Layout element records
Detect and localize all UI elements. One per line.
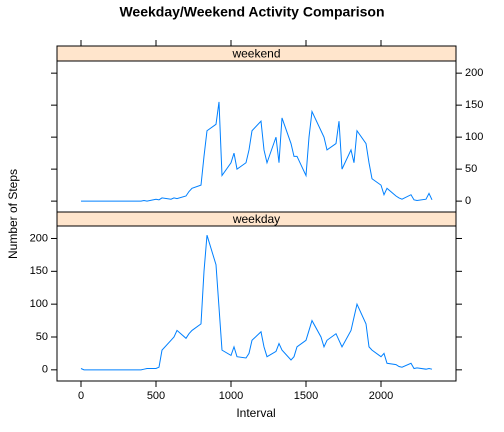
y-tick-label: 50	[36, 331, 48, 343]
panel	[56, 60, 457, 213]
panel	[56, 225, 457, 382]
y-tick-label: 0	[465, 195, 471, 207]
y-tick-label: 150	[465, 99, 483, 111]
y-tick-label: 100	[30, 298, 48, 310]
y-tick-label: 0	[42, 364, 48, 376]
y-tick-label: 50	[465, 163, 477, 175]
x-tick-label: 1500	[294, 390, 318, 402]
x-axis-label: Interval	[236, 406, 275, 420]
data-line	[81, 101, 433, 202]
y-tick-label: 200	[30, 232, 48, 244]
y-tick-label: 100	[465, 131, 483, 143]
y-axis-label: Number of Steps	[6, 169, 20, 259]
y-tick-label: 150	[30, 265, 48, 277]
x-tick-label: 500	[147, 390, 165, 402]
x-tick-label: 0	[78, 390, 84, 402]
x-tick-label: 2000	[369, 390, 393, 402]
strip-label: weekday	[232, 212, 280, 226]
strip-label: weekend	[231, 47, 280, 61]
data-line	[80, 235, 433, 371]
chart-title: Weekday/Weekend Activity Comparison	[119, 4, 384, 20]
x-tick-label: 1000	[219, 390, 243, 402]
y-tick-label: 200	[465, 67, 483, 79]
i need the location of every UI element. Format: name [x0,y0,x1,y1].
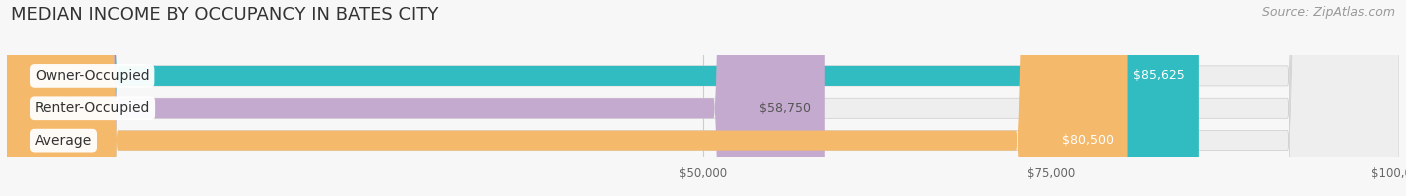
FancyBboxPatch shape [7,0,825,196]
Text: $58,750: $58,750 [759,102,811,115]
Text: Renter-Occupied: Renter-Occupied [35,101,150,115]
FancyBboxPatch shape [7,0,1399,196]
FancyBboxPatch shape [7,0,1399,196]
Text: Owner-Occupied: Owner-Occupied [35,69,149,83]
Text: Average: Average [35,134,93,148]
Text: MEDIAN INCOME BY OCCUPANCY IN BATES CITY: MEDIAN INCOME BY OCCUPANCY IN BATES CITY [11,6,439,24]
FancyBboxPatch shape [7,0,1128,196]
Text: $85,625: $85,625 [1133,69,1185,82]
Text: Source: ZipAtlas.com: Source: ZipAtlas.com [1261,6,1395,19]
FancyBboxPatch shape [7,0,1199,196]
FancyBboxPatch shape [7,0,1399,196]
Text: $80,500: $80,500 [1062,134,1114,147]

▶ [Task goal]: Copy every line of the records above word for word, in the same order, and leave out the picture lines.

▶ [Right answer]:
Detect and localize all UI elements. One per line.
y-tick-label: 50	[36, 331, 48, 343]
panel	[56, 60, 457, 213]
panel	[56, 225, 457, 382]
y-tick-label: 0	[465, 195, 471, 207]
y-tick-label: 150	[465, 99, 483, 111]
y-tick-label: 100	[30, 298, 48, 310]
y-tick-label: 0	[42, 364, 48, 376]
y-tick-label: 50	[465, 163, 477, 175]
x-tick-label: 1500	[294, 390, 318, 402]
x-axis-label: Interval	[236, 406, 275, 420]
data-line	[81, 101, 433, 202]
y-tick-label: 200	[30, 232, 48, 244]
y-tick-label: 100	[465, 131, 483, 143]
y-axis-label: Number of Steps	[6, 169, 20, 259]
y-tick-label: 150	[30, 265, 48, 277]
x-tick-label: 500	[147, 390, 165, 402]
x-tick-label: 0	[78, 390, 84, 402]
x-tick-label: 2000	[369, 390, 393, 402]
strip-label: weekday	[232, 212, 280, 226]
strip-label: weekend	[231, 47, 280, 61]
data-line	[80, 235, 433, 371]
chart-title: Weekday/Weekend Activity Comparison	[119, 4, 384, 20]
x-tick-label: 1000	[219, 390, 243, 402]
y-tick-label: 200	[465, 67, 483, 79]
i need the location of every UI element. Format: name [x0,y0,x1,y1].
FancyBboxPatch shape [7,0,825,196]
Text: $58,750: $58,750 [759,102,811,115]
Text: Renter-Occupied: Renter-Occupied [35,101,150,115]
FancyBboxPatch shape [7,0,1399,196]
FancyBboxPatch shape [7,0,1399,196]
Text: Owner-Occupied: Owner-Occupied [35,69,149,83]
Text: Average: Average [35,134,93,148]
Text: MEDIAN INCOME BY OCCUPANCY IN BATES CITY: MEDIAN INCOME BY OCCUPANCY IN BATES CITY [11,6,439,24]
FancyBboxPatch shape [7,0,1128,196]
Text: $85,625: $85,625 [1133,69,1185,82]
Text: Source: ZipAtlas.com: Source: ZipAtlas.com [1261,6,1395,19]
FancyBboxPatch shape [7,0,1199,196]
FancyBboxPatch shape [7,0,1399,196]
Text: $80,500: $80,500 [1062,134,1114,147]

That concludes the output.